Records from a collection:
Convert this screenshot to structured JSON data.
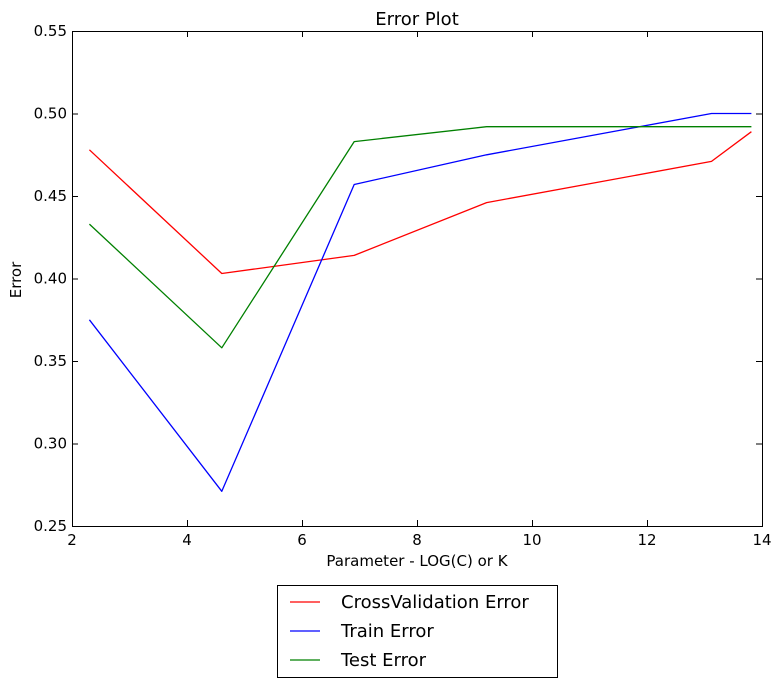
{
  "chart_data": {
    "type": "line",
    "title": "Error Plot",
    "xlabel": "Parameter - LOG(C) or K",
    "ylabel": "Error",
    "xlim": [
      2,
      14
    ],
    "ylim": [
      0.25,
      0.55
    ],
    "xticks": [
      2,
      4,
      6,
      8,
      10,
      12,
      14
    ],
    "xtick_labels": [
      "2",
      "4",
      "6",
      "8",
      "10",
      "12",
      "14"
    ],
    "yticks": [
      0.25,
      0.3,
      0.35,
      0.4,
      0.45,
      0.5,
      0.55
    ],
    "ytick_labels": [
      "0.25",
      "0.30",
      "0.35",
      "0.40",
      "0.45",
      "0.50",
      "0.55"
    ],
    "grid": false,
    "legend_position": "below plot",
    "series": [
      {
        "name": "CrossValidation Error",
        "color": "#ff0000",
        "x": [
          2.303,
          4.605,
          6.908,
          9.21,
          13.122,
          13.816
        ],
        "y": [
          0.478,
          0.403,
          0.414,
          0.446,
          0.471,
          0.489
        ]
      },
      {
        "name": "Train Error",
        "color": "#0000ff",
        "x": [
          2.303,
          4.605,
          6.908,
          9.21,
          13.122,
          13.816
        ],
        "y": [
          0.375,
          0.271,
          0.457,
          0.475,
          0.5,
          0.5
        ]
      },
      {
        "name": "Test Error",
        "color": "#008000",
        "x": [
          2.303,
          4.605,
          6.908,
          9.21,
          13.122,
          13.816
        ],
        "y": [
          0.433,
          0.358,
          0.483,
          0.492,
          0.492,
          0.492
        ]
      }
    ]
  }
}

* [Short problem]
Each line of the material must be retyped exactly, except that images are omitted.

* [Solution for this task]
Convert this screenshot to structured JSON data.
{
  "chart_data": {
    "type": "line",
    "title": "Error Plot",
    "xlabel": "Parameter - LOG(C) or K",
    "ylabel": "Error",
    "xlim": [
      2,
      14
    ],
    "ylim": [
      0.25,
      0.55
    ],
    "xticks": [
      2,
      4,
      6,
      8,
      10,
      12,
      14
    ],
    "xtick_labels": [
      "2",
      "4",
      "6",
      "8",
      "10",
      "12",
      "14"
    ],
    "yticks": [
      0.25,
      0.3,
      0.35,
      0.4,
      0.45,
      0.5,
      0.55
    ],
    "ytick_labels": [
      "0.25",
      "0.30",
      "0.35",
      "0.40",
      "0.45",
      "0.50",
      "0.55"
    ],
    "grid": false,
    "legend_position": "below plot",
    "series": [
      {
        "name": "CrossValidation Error",
        "color": "#ff0000",
        "x": [
          2.303,
          4.605,
          6.908,
          9.21,
          13.122,
          13.816
        ],
        "y": [
          0.478,
          0.403,
          0.414,
          0.446,
          0.471,
          0.489
        ]
      },
      {
        "name": "Train Error",
        "color": "#0000ff",
        "x": [
          2.303,
          4.605,
          6.908,
          9.21,
          13.122,
          13.816
        ],
        "y": [
          0.375,
          0.271,
          0.457,
          0.475,
          0.5,
          0.5
        ]
      },
      {
        "name": "Test Error",
        "color": "#008000",
        "x": [
          2.303,
          4.605,
          6.908,
          9.21,
          13.122,
          13.816
        ],
        "y": [
          0.433,
          0.358,
          0.483,
          0.492,
          0.492,
          0.492
        ]
      }
    ]
  }
}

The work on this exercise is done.